> [What to produce]:
All lines featuring the string "placeholder" are to be listed.
## start Dataset extract
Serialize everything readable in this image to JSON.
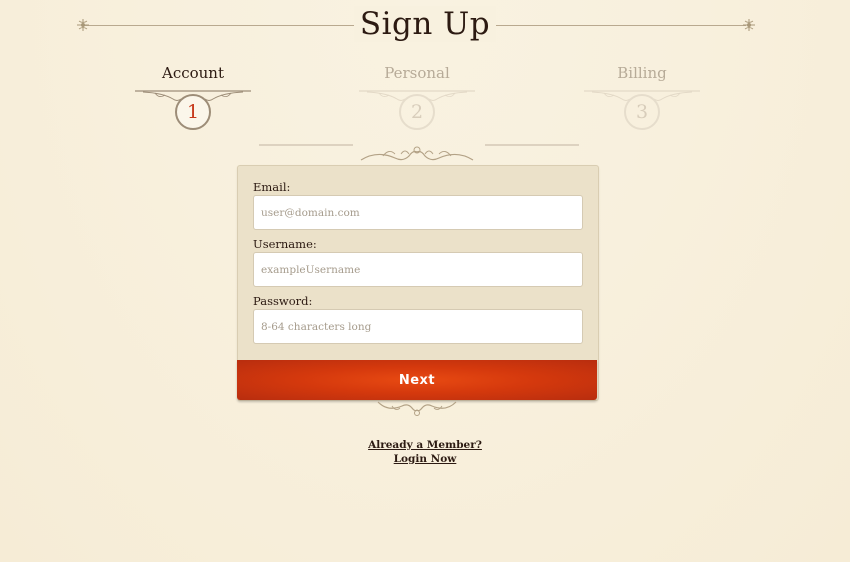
{
  "page": {
    "title": "Sign Up"
  },
  "steps": [
    {
      "label": "Account",
      "number": "1",
      "state": "active"
    },
    {
      "label": "Personal",
      "number": "2",
      "state": "inactive"
    },
    {
      "label": "Billing",
      "number": "3",
      "state": "inactive"
    }
  ],
  "form": {
    "email": {
      "label": "Email:",
      "value": "",
      "placeholder": "user@domain.com"
    },
    "username": {
      "label": "Username:",
      "value": "",
      "placeholder": "exampleUsername"
    },
    "password": {
      "label": "Password:",
      "value": "",
      "placeholder": "8-64 characters long"
    },
    "next_label": "Next"
  },
  "footer": {
    "member_question": "Already a Member?",
    "login_link": "Login Now"
  },
  "colors": {
    "accent": "#d5390d",
    "active_step_number": "#c6391b",
    "panel": "#ebe1c9",
    "background": "#f8f0dd"
  },
  "icons": {
    "header_left": "fleuron-icon",
    "header_right": "fleuron-icon",
    "divider": "scroll-ornament-icon"
  }
}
## end Dataset extract
> [Output of the task]:
      "placeholder": "user@domain.com"
      "placeholder": "exampleUsername"
      "placeholder": "8-64 characters long"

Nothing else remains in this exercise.